▶ **GIVEN PROBLEM**: Omit the images. Copy each entry word for word.

▶ **DATA RECORDS**:
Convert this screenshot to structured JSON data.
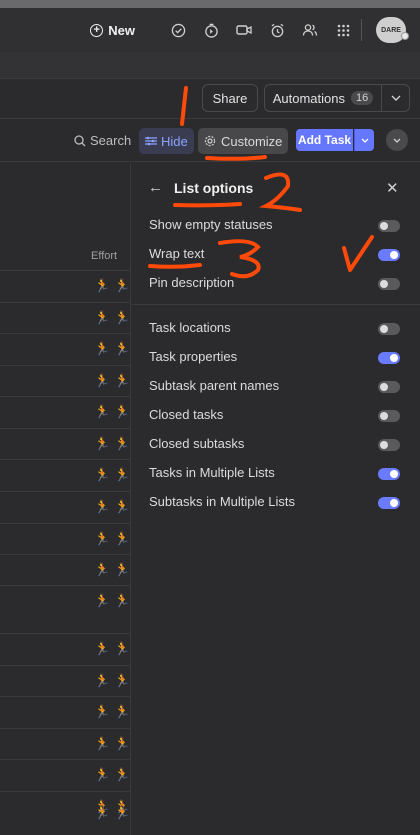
{
  "topbar": {
    "new_label": "New",
    "avatar_text": "DARE",
    "icons": [
      "check-circle-icon",
      "timer-icon",
      "video-icon",
      "alarm-icon",
      "people-icon",
      "apps-grid-icon"
    ]
  },
  "header": {
    "share_label": "Share",
    "automations_label": "Automations",
    "automations_count": "16"
  },
  "toolbar": {
    "search_label": "Search",
    "hide_label": "Hide",
    "customize_label": "Customize",
    "add_task_label": "Add Task"
  },
  "table": {
    "column_header": "Effort",
    "runner_glyph": "🏃"
  },
  "panel": {
    "title": "List options",
    "options_group1": [
      {
        "label": "Show empty statuses",
        "on": false
      },
      {
        "label": "Wrap text",
        "on": true
      },
      {
        "label": "Pin description",
        "on": false
      }
    ],
    "options_group2": [
      {
        "label": "Task locations",
        "on": false
      },
      {
        "label": "Task properties",
        "on": true
      },
      {
        "label": "Subtask parent names",
        "on": false
      },
      {
        "label": "Closed tasks",
        "on": false
      },
      {
        "label": "Closed subtasks",
        "on": false
      },
      {
        "label": "Tasks in Multiple Lists",
        "on": true
      },
      {
        "label": "Subtasks in Multiple Lists",
        "on": true
      }
    ]
  },
  "annotations": {
    "mark1": "1",
    "mark2": "2",
    "mark3": "3",
    "color": "#ff4a0a"
  },
  "colors": {
    "accent": "#6677ff",
    "toggle_on": "#6a7bff",
    "hide_text": "#8ea3ff",
    "background": "#2b2b2d"
  }
}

▶ **TASK RESPONSE**:
Convert this screenshot to structured JSON data.
{
  "topbar": {
    "new_label": "New",
    "avatar_text": "DARE",
    "icons": [
      "check-circle-icon",
      "timer-icon",
      "video-icon",
      "alarm-icon",
      "people-icon",
      "apps-grid-icon"
    ]
  },
  "header": {
    "share_label": "Share",
    "automations_label": "Automations",
    "automations_count": "16"
  },
  "toolbar": {
    "search_label": "Search",
    "hide_label": "Hide",
    "customize_label": "Customize",
    "add_task_label": "Add Task"
  },
  "table": {
    "column_header": "Effort",
    "runner_glyph": "🏃"
  },
  "panel": {
    "title": "List options",
    "options_group1": [
      {
        "label": "Show empty statuses",
        "on": false
      },
      {
        "label": "Wrap text",
        "on": true
      },
      {
        "label": "Pin description",
        "on": false
      }
    ],
    "options_group2": [
      {
        "label": "Task locations",
        "on": false
      },
      {
        "label": "Task properties",
        "on": true
      },
      {
        "label": "Subtask parent names",
        "on": false
      },
      {
        "label": "Closed tasks",
        "on": false
      },
      {
        "label": "Closed subtasks",
        "on": false
      },
      {
        "label": "Tasks in Multiple Lists",
        "on": true
      },
      {
        "label": "Subtasks in Multiple Lists",
        "on": true
      }
    ]
  },
  "annotations": {
    "mark1": "1",
    "mark2": "2",
    "mark3": "3",
    "color": "#ff4a0a"
  },
  "colors": {
    "accent": "#6677ff",
    "toggle_on": "#6a7bff",
    "hide_text": "#8ea3ff",
    "background": "#2b2b2d"
  }
}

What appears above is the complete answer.